(Raw records)
────────────────────
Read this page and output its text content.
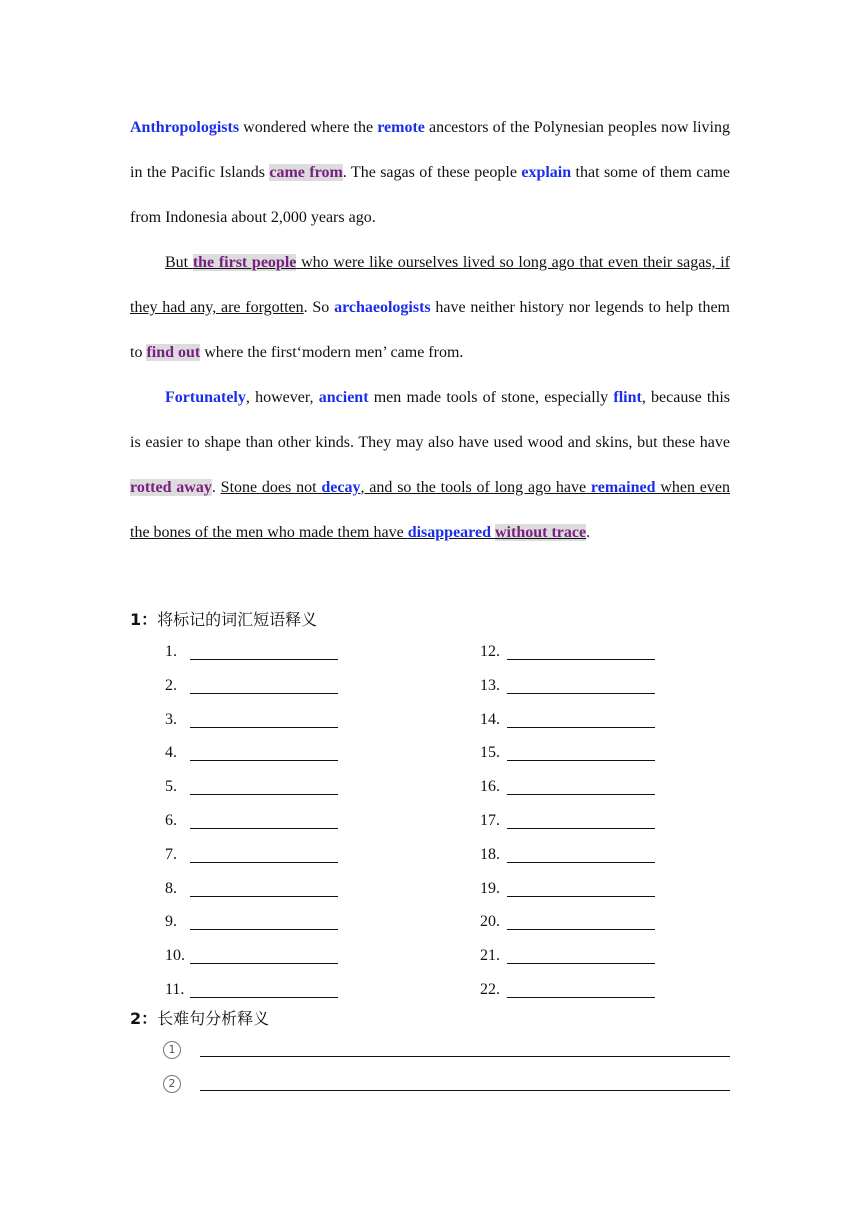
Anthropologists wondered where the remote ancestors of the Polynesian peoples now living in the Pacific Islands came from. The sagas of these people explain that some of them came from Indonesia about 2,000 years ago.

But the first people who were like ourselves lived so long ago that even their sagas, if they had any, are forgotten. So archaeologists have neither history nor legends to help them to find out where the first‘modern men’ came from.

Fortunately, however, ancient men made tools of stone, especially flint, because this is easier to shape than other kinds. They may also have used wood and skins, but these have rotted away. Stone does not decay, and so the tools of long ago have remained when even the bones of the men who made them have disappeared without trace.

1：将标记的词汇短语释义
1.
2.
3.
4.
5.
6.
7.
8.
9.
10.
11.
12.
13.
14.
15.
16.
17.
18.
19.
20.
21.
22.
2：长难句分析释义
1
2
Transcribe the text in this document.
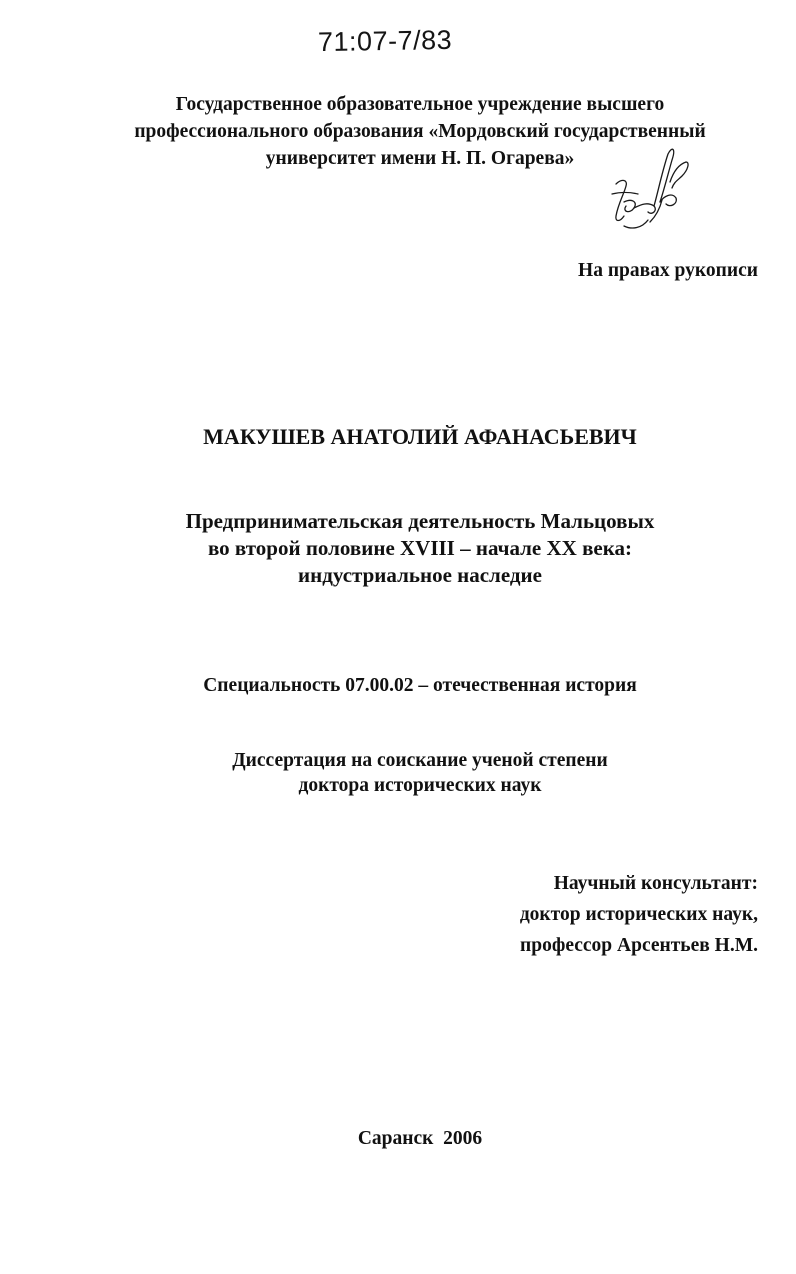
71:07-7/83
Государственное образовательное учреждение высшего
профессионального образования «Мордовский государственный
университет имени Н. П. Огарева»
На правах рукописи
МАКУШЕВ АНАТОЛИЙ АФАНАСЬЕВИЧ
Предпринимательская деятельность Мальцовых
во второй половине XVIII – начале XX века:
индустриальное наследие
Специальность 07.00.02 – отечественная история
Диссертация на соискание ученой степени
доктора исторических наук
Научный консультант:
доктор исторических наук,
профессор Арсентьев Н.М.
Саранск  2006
────────────────────
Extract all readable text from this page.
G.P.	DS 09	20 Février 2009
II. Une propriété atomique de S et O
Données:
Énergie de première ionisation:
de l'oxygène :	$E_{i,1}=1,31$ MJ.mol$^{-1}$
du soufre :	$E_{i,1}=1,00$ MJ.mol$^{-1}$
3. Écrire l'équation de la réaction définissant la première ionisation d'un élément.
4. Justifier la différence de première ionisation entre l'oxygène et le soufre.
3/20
────────────────────
## Task goal
Report the number of lines in the listing above that include the word "oxygène", and nothing else.

## Final answer
2